* begin Records shown *

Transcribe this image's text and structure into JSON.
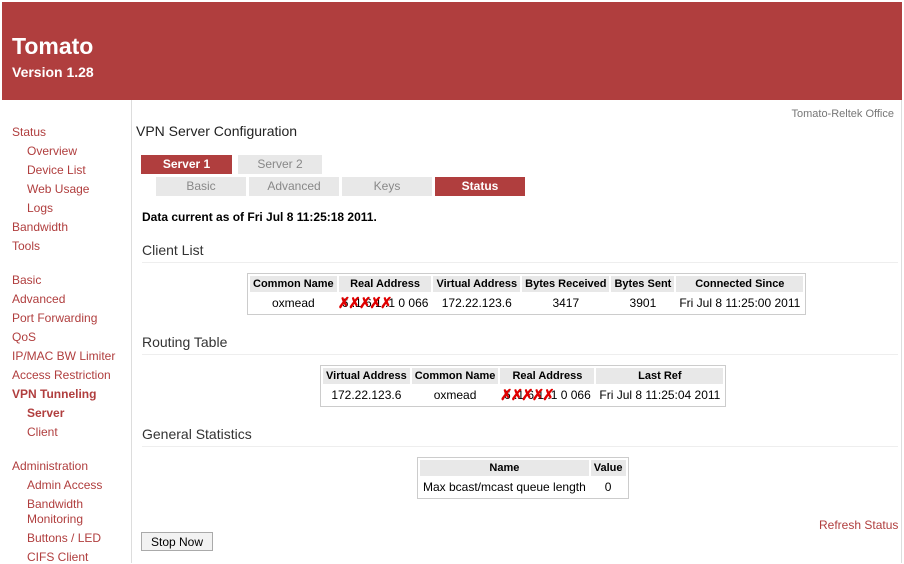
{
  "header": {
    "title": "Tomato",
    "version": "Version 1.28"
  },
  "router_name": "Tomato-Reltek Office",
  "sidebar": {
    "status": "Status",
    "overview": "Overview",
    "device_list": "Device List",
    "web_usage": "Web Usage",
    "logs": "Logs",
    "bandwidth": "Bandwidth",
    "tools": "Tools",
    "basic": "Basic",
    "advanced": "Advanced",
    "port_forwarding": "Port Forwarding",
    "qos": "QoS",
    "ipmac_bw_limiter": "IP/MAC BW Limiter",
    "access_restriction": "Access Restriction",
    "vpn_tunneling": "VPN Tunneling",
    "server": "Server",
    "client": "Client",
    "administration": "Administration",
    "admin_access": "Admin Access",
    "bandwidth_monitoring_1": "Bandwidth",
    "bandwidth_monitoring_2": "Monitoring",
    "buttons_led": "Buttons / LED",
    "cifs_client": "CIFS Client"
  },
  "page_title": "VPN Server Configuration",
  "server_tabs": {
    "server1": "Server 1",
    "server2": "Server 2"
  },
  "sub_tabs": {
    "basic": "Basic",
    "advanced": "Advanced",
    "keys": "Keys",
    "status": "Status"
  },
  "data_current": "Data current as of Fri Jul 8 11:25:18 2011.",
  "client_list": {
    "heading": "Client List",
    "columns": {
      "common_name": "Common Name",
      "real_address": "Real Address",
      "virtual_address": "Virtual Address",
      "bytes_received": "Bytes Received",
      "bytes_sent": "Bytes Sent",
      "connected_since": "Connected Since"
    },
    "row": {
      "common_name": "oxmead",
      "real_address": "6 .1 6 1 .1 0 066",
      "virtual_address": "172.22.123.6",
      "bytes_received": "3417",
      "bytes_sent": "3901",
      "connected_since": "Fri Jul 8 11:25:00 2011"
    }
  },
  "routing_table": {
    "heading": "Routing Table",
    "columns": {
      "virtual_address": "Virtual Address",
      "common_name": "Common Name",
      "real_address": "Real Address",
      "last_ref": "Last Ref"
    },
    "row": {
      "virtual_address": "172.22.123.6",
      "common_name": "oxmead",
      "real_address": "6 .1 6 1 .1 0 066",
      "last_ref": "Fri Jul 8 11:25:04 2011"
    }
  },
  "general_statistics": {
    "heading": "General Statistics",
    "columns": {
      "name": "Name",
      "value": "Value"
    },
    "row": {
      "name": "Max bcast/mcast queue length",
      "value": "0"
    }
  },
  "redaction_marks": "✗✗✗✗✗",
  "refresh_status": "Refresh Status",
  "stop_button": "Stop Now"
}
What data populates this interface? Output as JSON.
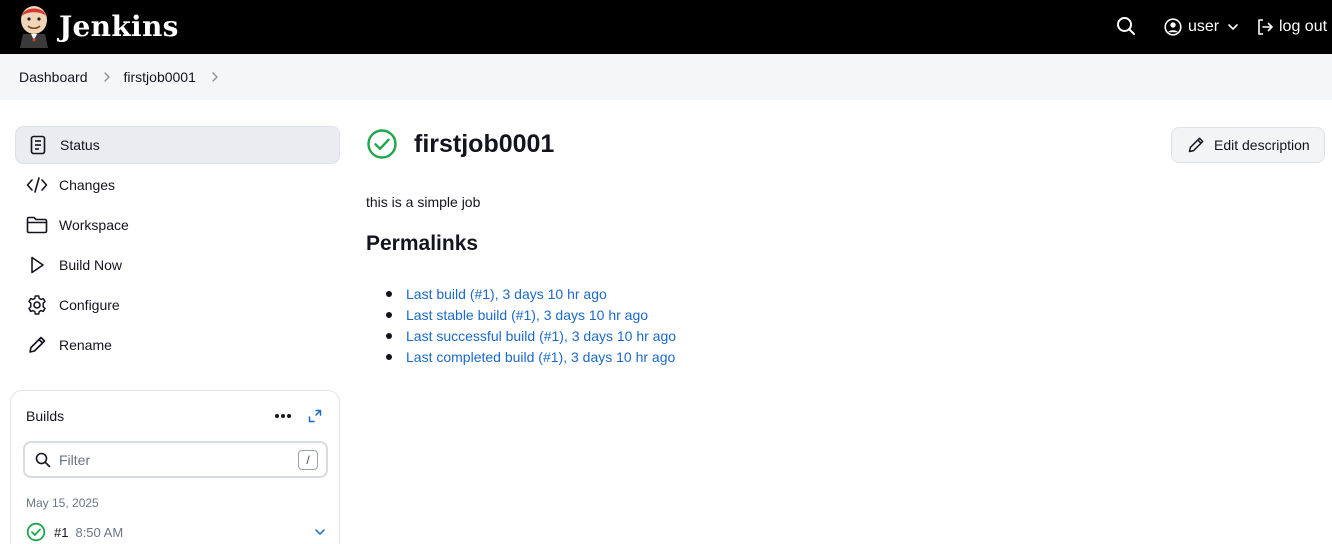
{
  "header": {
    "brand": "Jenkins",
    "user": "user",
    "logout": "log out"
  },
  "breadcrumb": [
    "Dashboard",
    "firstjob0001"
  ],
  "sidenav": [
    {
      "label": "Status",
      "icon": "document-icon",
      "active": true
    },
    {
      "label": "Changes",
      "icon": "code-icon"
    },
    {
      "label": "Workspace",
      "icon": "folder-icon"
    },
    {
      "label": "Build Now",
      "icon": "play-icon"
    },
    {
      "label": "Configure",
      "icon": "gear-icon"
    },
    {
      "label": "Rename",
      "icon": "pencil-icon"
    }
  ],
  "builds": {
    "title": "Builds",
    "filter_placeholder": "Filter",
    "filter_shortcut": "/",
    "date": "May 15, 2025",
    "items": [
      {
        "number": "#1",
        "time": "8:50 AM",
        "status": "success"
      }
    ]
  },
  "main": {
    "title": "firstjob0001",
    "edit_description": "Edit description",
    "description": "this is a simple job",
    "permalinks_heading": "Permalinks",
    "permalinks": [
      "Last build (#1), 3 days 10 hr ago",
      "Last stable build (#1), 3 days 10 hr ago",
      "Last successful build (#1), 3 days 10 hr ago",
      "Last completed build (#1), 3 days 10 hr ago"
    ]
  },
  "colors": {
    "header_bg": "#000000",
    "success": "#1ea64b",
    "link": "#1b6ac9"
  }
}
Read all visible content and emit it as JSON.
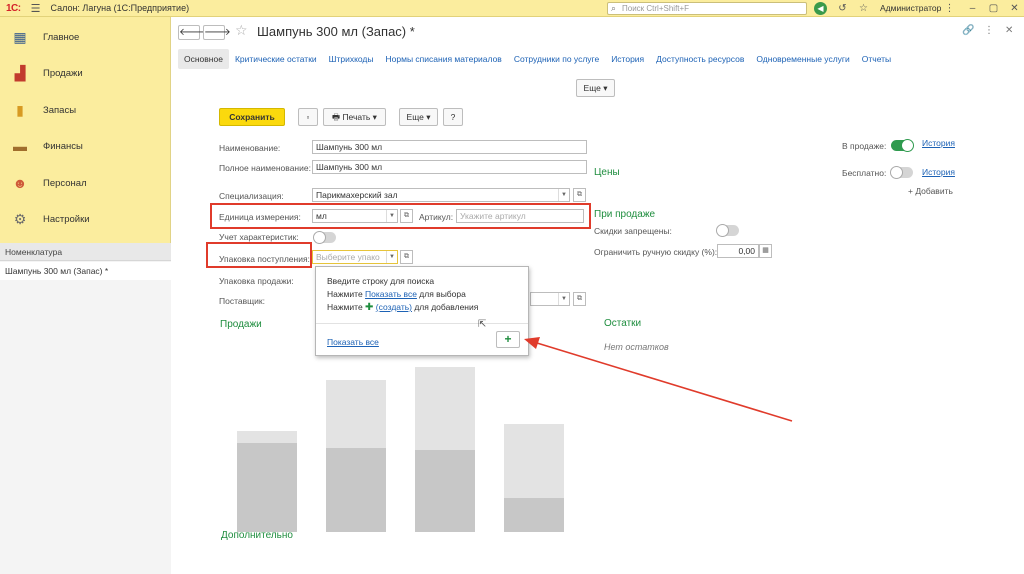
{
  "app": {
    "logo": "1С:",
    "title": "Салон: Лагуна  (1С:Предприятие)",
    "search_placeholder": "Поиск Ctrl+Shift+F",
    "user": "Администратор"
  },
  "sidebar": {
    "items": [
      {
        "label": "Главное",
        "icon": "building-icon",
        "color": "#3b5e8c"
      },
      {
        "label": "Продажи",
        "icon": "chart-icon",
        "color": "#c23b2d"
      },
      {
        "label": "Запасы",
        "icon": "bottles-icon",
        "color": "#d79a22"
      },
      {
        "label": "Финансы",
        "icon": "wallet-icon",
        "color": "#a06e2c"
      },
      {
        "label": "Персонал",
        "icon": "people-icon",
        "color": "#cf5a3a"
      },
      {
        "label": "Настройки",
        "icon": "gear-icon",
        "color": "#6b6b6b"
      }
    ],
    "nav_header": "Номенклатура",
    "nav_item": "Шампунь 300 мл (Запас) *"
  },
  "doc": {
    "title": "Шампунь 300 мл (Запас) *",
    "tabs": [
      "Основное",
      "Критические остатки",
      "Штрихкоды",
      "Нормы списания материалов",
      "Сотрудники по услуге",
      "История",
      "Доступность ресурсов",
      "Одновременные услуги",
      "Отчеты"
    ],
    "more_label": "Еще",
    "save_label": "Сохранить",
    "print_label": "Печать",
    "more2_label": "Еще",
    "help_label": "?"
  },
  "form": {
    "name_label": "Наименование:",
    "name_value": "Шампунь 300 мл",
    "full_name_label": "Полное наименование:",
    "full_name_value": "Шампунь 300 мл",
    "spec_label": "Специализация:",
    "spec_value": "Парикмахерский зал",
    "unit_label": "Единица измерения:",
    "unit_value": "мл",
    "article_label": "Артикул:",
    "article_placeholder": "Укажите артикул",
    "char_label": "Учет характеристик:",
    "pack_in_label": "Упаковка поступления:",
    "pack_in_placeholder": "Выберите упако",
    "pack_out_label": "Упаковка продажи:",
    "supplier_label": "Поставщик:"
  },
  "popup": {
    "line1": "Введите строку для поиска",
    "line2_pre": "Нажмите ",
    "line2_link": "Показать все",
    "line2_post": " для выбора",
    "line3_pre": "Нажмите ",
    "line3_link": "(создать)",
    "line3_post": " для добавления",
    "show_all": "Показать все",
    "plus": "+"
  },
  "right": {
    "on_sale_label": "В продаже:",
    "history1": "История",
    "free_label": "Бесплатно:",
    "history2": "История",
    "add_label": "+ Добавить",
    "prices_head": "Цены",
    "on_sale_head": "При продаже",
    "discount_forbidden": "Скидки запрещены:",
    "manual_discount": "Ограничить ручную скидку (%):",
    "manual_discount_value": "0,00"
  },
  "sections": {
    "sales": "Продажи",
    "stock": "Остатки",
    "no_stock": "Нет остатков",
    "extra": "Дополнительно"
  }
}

* end Records shown *

**Do this:** Using the material above, return every line exactly as it appears, minus the pictures.

**Full answer:**
Transcribe this image's text and structure into JSON.
{
  "header": {
    "title": "Tomato",
    "version": "Version 1.28"
  },
  "router_name": "Tomato-Reltek Office",
  "sidebar": {
    "status": "Status",
    "overview": "Overview",
    "device_list": "Device List",
    "web_usage": "Web Usage",
    "logs": "Logs",
    "bandwidth": "Bandwidth",
    "tools": "Tools",
    "basic": "Basic",
    "advanced": "Advanced",
    "port_forwarding": "Port Forwarding",
    "qos": "QoS",
    "ipmac_bw_limiter": "IP/MAC BW Limiter",
    "access_restriction": "Access Restriction",
    "vpn_tunneling": "VPN Tunneling",
    "server": "Server",
    "client": "Client",
    "administration": "Administration",
    "admin_access": "Admin Access",
    "bandwidth_monitoring_1": "Bandwidth",
    "bandwidth_monitoring_2": "Monitoring",
    "buttons_led": "Buttons / LED",
    "cifs_client": "CIFS Client"
  },
  "page_title": "VPN Server Configuration",
  "server_tabs": {
    "server1": "Server 1",
    "server2": "Server 2"
  },
  "sub_tabs": {
    "basic": "Basic",
    "advanced": "Advanced",
    "keys": "Keys",
    "status": "Status"
  },
  "data_current": "Data current as of Fri Jul 8 11:25:18 2011.",
  "client_list": {
    "heading": "Client List",
    "columns": {
      "common_name": "Common Name",
      "real_address": "Real Address",
      "virtual_address": "Virtual Address",
      "bytes_received": "Bytes Received",
      "bytes_sent": "Bytes Sent",
      "connected_since": "Connected Since"
    },
    "row": {
      "common_name": "oxmead",
      "real_address": "6 .1 6 1 .1 0 066",
      "virtual_address": "172.22.123.6",
      "bytes_received": "3417",
      "bytes_sent": "3901",
      "connected_since": "Fri Jul 8 11:25:00 2011"
    }
  },
  "routing_table": {
    "heading": "Routing Table",
    "columns": {
      "virtual_address": "Virtual Address",
      "common_name": "Common Name",
      "real_address": "Real Address",
      "last_ref": "Last Ref"
    },
    "row": {
      "virtual_address": "172.22.123.6",
      "common_name": "oxmead",
      "real_address": "6 .1 6 1 .1 0 066",
      "last_ref": "Fri Jul 8 11:25:04 2011"
    }
  },
  "general_statistics": {
    "heading": "General Statistics",
    "columns": {
      "name": "Name",
      "value": "Value"
    },
    "row": {
      "name": "Max bcast/mcast queue length",
      "value": "0"
    }
  },
  "redaction_marks": "✗✗✗✗✗",
  "refresh_status": "Refresh Status",
  "stop_button": "Stop Now"
}
What data populates this interface? Output as JSON.
{
  "header": {
    "brand": "Jenkins",
    "user": "user",
    "logout": "log out"
  },
  "breadcrumb": [
    "Dashboard",
    "firstjob0001"
  ],
  "sidenav": [
    {
      "label": "Status",
      "icon": "document-icon",
      "active": true
    },
    {
      "label": "Changes",
      "icon": "code-icon"
    },
    {
      "label": "Workspace",
      "icon": "folder-icon"
    },
    {
      "label": "Build Now",
      "icon": "play-icon"
    },
    {
      "label": "Configure",
      "icon": "gear-icon"
    },
    {
      "label": "Rename",
      "icon": "pencil-icon"
    }
  ],
  "builds": {
    "title": "Builds",
    "filter_placeholder": "Filter",
    "filter_shortcut": "/",
    "date": "May 15, 2025",
    "items": [
      {
        "number": "#1",
        "time": "8:50 AM",
        "status": "success"
      }
    ]
  },
  "main": {
    "title": "firstjob0001",
    "edit_description": "Edit description",
    "description": "this is a simple job",
    "permalinks_heading": "Permalinks",
    "permalinks": [
      "Last build (#1), 3 days 10 hr ago",
      "Last stable build (#1), 3 days 10 hr ago",
      "Last successful build (#1), 3 days 10 hr ago",
      "Last completed build (#1), 3 days 10 hr ago"
    ]
  },
  "colors": {
    "header_bg": "#000000",
    "success": "#1ea64b",
    "link": "#1b6ac9"
  }
}
Read all visible content and emit it as JSON.
{
  "app": {
    "logo": "1С:",
    "title": "Салон: Лагуна  (1С:Предприятие)",
    "search_placeholder": "Поиск Ctrl+Shift+F",
    "user": "Администратор"
  },
  "sidebar": {
    "items": [
      {
        "label": "Главное",
        "icon": "building-icon",
        "color": "#3b5e8c"
      },
      {
        "label": "Продажи",
        "icon": "chart-icon",
        "color": "#c23b2d"
      },
      {
        "label": "Запасы",
        "icon": "bottles-icon",
        "color": "#d79a22"
      },
      {
        "label": "Финансы",
        "icon": "wallet-icon",
        "color": "#a06e2c"
      },
      {
        "label": "Персонал",
        "icon": "people-icon",
        "color": "#cf5a3a"
      },
      {
        "label": "Настройки",
        "icon": "gear-icon",
        "color": "#6b6b6b"
      }
    ],
    "nav_header": "Номенклатура",
    "nav_item": "Шампунь 300 мл (Запас) *"
  },
  "doc": {
    "title": "Шампунь 300 мл (Запас) *",
    "tabs": [
      "Основное",
      "Критические остатки",
      "Штрихкоды",
      "Нормы списания материалов",
      "Сотрудники по услуге",
      "История",
      "Доступность ресурсов",
      "Одновременные услуги",
      "Отчеты"
    ],
    "more_label": "Еще",
    "save_label": "Сохранить",
    "print_label": "Печать",
    "more2_label": "Еще",
    "help_label": "?"
  },
  "form": {
    "name_label": "Наименование:",
    "name_value": "Шампунь 300 мл",
    "full_name_label": "Полное наименование:",
    "full_name_value": "Шампунь 300 мл",
    "spec_label": "Специализация:",
    "spec_value": "Парикмахерский зал",
    "unit_label": "Единица измерения:",
    "unit_value": "мл",
    "article_label": "Артикул:",
    "article_placeholder": "Укажите артикул",
    "char_label": "Учет характеристик:",
    "pack_in_label": "Упаковка поступления:",
    "pack_in_placeholder": "Выберите упако",
    "pack_out_label": "Упаковка продажи:",
    "supplier_label": "Поставщик:"
  },
  "popup": {
    "line1": "Введите строку для поиска",
    "line2_pre": "Нажмите ",
    "line2_link": "Показать все",
    "line2_post": " для выбора",
    "line3_pre": "Нажмите ",
    "line3_link": "(создать)",
    "line3_post": " для добавления",
    "show_all": "Показать все",
    "plus": "+"
  },
  "right": {
    "on_sale_label": "В продаже:",
    "history1": "История",
    "free_label": "Бесплатно:",
    "history2": "История",
    "add_label": "+ Добавить",
    "prices_head": "Цены",
    "on_sale_head": "При продаже",
    "discount_forbidden": "Скидки запрещены:",
    "manual_discount": "Ограничить ручную скидку (%):",
    "manual_discount_value": "0,00"
  },
  "sections": {
    "sales": "Продажи",
    "stock": "Остатки",
    "no_stock": "Нет остатков",
    "extra": "Дополнительно"
  }
}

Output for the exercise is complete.